* BEGIN INPUT ROWS *

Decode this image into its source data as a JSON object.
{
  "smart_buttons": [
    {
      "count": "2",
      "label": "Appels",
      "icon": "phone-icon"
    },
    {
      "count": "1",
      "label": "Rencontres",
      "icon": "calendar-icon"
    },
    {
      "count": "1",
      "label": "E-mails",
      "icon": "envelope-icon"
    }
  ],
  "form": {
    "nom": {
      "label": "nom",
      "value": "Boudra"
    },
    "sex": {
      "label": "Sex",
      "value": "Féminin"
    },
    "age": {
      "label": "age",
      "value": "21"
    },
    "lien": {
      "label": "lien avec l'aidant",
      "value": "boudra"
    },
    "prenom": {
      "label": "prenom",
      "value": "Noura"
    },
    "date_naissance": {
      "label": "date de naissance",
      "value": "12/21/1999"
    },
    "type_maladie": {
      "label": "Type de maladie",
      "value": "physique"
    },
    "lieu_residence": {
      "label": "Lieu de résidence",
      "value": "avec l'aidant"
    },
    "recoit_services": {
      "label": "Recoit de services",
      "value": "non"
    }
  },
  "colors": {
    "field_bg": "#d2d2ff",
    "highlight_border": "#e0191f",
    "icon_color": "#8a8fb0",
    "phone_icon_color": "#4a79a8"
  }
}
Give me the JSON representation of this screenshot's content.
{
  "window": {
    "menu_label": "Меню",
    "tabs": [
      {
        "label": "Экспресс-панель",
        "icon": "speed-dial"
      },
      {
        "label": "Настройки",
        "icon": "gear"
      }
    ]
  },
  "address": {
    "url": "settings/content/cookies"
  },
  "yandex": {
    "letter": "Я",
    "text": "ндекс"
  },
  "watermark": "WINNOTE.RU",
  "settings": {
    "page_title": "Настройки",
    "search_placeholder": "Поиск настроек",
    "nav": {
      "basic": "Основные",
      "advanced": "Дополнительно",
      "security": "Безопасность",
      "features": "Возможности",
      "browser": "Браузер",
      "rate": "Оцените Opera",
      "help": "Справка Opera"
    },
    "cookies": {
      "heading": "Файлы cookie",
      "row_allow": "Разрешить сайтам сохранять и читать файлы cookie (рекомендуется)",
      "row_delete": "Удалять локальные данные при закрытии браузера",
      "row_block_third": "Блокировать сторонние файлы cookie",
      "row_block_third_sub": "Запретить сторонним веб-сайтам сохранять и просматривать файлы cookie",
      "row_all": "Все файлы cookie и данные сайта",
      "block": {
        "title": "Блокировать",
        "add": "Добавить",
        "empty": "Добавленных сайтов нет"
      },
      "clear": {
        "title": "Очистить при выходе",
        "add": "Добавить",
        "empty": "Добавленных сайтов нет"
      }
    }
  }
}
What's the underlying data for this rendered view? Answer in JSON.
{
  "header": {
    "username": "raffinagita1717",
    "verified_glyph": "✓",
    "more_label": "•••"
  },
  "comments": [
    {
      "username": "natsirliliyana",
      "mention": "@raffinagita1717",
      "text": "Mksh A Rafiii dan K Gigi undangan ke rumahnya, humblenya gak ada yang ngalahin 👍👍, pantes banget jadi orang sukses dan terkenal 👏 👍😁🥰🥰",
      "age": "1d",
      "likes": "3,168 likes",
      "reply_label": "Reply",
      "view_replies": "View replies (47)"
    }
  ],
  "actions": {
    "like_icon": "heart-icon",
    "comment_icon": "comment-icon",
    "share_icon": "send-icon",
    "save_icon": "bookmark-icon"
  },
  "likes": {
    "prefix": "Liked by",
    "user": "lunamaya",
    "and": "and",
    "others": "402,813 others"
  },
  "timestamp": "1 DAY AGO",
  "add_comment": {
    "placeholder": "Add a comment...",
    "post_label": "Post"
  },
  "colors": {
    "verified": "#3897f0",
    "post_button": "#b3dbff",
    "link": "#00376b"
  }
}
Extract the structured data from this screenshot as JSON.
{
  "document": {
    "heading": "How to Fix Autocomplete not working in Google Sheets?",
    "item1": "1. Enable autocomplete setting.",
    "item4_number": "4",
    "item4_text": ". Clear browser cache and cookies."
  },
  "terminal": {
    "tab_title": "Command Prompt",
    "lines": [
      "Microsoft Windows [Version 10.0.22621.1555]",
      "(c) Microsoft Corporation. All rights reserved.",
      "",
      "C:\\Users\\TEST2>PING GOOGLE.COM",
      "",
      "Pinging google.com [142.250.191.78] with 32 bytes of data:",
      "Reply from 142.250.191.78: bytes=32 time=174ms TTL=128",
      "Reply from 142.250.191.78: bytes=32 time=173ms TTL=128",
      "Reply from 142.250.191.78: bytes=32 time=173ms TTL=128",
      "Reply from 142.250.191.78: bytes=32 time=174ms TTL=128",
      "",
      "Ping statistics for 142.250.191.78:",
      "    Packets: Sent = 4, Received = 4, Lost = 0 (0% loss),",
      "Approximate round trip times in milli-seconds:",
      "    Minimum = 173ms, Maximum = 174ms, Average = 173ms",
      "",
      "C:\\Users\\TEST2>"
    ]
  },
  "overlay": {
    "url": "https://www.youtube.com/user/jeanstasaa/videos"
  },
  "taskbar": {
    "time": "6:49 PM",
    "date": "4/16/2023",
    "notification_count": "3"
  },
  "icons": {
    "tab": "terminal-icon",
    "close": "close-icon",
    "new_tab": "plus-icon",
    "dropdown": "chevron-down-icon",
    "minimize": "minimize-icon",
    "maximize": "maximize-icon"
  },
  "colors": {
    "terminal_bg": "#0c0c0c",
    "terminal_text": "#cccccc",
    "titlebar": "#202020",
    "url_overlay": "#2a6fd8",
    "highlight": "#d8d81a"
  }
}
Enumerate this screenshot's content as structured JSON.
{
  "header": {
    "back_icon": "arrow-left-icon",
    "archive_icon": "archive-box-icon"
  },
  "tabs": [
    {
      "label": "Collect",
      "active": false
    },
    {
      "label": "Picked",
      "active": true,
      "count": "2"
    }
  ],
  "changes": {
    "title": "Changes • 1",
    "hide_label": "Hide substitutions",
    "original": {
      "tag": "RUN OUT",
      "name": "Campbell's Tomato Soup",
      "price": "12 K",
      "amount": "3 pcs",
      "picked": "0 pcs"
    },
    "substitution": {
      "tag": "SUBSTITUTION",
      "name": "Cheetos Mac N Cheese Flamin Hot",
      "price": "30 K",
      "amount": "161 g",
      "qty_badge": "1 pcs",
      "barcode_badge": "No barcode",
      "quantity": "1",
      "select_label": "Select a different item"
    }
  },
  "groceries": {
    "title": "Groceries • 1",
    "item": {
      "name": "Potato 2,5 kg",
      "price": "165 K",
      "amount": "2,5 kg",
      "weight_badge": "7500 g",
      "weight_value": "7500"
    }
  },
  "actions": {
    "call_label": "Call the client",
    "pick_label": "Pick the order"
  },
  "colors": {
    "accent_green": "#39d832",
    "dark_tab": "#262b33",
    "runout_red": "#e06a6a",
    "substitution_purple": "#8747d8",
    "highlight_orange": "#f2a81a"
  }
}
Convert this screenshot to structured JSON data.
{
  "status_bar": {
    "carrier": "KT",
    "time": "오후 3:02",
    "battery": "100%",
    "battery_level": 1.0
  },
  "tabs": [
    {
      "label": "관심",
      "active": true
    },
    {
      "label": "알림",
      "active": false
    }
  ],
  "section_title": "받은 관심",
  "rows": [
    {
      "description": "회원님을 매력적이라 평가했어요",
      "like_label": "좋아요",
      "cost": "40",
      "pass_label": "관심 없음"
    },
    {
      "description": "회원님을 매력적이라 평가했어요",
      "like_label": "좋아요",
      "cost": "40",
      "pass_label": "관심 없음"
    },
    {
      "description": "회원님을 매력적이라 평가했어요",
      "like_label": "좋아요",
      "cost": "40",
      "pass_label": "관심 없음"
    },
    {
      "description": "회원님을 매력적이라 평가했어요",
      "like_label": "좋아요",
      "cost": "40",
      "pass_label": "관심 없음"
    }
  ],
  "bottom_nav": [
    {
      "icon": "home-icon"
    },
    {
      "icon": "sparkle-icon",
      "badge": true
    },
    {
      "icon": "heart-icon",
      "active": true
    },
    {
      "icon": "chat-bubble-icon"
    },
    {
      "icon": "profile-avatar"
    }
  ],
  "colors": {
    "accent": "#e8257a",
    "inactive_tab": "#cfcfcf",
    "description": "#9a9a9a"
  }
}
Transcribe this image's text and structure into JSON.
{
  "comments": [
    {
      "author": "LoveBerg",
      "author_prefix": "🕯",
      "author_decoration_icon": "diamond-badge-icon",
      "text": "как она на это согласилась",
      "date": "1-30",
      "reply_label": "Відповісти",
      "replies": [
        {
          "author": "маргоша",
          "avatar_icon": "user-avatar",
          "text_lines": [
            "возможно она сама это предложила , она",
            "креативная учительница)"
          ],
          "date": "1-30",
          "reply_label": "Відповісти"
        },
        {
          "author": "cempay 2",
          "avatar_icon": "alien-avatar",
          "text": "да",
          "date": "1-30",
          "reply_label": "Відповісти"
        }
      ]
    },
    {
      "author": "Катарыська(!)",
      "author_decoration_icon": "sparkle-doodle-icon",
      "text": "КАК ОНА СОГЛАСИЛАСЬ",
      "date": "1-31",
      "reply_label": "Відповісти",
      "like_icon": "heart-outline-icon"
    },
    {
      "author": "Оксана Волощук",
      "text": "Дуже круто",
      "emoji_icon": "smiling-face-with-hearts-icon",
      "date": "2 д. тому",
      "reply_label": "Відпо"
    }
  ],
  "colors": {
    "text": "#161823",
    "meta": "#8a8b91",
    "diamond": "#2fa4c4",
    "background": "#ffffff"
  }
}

* END INPUT ROWS *

▸ **GOAL OF THE EXERCISE**:
Select all lines in the listing that include the word "structured".

▸ **THE RESPONSE**:
Extract the structured data from this screenshot as JSON.
Enumerate this screenshot's content as structured JSON.
Convert this screenshot to structured JSON data.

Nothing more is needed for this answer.